- Exercise directions
Pictures do not belong in your copy. Repeat all the other data exactly.

- Dataset records
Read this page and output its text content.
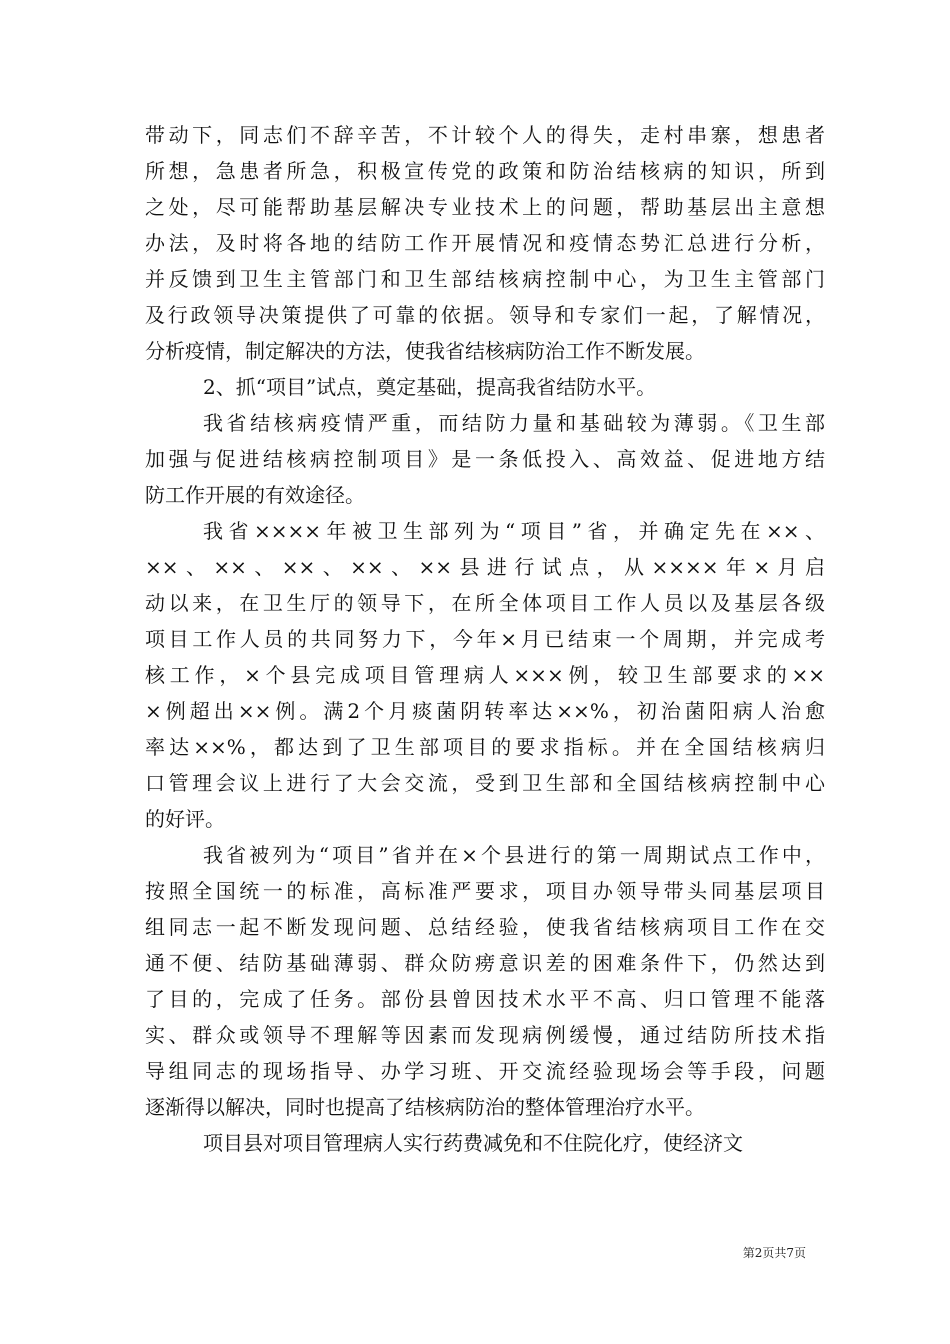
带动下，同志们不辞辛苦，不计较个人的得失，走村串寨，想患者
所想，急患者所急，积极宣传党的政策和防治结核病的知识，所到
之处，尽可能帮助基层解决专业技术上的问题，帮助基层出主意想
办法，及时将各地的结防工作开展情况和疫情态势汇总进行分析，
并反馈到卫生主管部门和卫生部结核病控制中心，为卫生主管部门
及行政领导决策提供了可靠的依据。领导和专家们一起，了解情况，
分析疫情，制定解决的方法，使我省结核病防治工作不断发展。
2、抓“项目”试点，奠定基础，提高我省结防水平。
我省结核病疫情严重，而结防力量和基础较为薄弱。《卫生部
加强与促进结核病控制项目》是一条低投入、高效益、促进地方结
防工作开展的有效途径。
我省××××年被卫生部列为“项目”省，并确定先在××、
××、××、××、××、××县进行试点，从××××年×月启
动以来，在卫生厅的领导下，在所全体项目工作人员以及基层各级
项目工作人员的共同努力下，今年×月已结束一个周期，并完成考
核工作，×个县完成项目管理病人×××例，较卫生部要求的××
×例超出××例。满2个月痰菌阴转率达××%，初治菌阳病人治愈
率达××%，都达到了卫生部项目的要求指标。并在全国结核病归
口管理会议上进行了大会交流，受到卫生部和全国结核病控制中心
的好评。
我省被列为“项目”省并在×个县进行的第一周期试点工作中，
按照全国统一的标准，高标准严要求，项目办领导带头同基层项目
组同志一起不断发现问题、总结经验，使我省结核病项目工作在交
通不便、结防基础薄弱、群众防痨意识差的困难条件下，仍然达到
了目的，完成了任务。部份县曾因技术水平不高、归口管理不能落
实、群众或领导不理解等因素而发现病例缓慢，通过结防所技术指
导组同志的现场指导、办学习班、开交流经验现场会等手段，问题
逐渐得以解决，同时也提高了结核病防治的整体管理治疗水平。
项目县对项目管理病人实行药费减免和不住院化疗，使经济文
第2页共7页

- Output for this exercise
Read this page and output its text content.
带动下，同志们不辞辛苦，不计较个人的得失，走村串寨，想患者
所想，急患者所急，积极宣传党的政策和防治结核病的知识，所到
之处，尽可能帮助基层解决专业技术上的问题，帮助基层出主意想
办法，及时将各地的结防工作开展情况和疫情态势汇总进行分析，
并反馈到卫生主管部门和卫生部结核病控制中心，为卫生主管部门
及行政领导决策提供了可靠的依据。领导和专家们一起，了解情况，
分析疫情，制定解决的方法，使我省结核病防治工作不断发展。
2、抓“项目”试点，奠定基础，提高我省结防水平。
我省结核病疫情严重，而结防力量和基础较为薄弱。《卫生部
加强与促进结核病控制项目》是一条低投入、高效益、促进地方结
防工作开展的有效途径。
我省××××年被卫生部列为“项目”省，并确定先在××、
××、××、××、××、××县进行试点，从××××年×月启
动以来，在卫生厅的领导下，在所全体项目工作人员以及基层各级
项目工作人员的共同努力下，今年×月已结束一个周期，并完成考
核工作，×个县完成项目管理病人×××例，较卫生部要求的××
×例超出××例。满2个月痰菌阴转率达××%，初治菌阳病人治愈
率达××%，都达到了卫生部项目的要求指标。并在全国结核病归
口管理会议上进行了大会交流，受到卫生部和全国结核病控制中心
的好评。
我省被列为“项目”省并在×个县进行的第一周期试点工作中，
按照全国统一的标准，高标准严要求，项目办领导带头同基层项目
组同志一起不断发现问题、总结经验，使我省结核病项目工作在交
通不便、结防基础薄弱、群众防痨意识差的困难条件下，仍然达到
了目的，完成了任务。部份县曾因技术水平不高、归口管理不能落
实、群众或领导不理解等因素而发现病例缓慢，通过结防所技术指
导组同志的现场指导、办学习班、开交流经验现场会等手段，问题
逐渐得以解决，同时也提高了结核病防治的整体管理治疗水平。
项目县对项目管理病人实行药费减免和不住院化疗，使经济文
第2页共7页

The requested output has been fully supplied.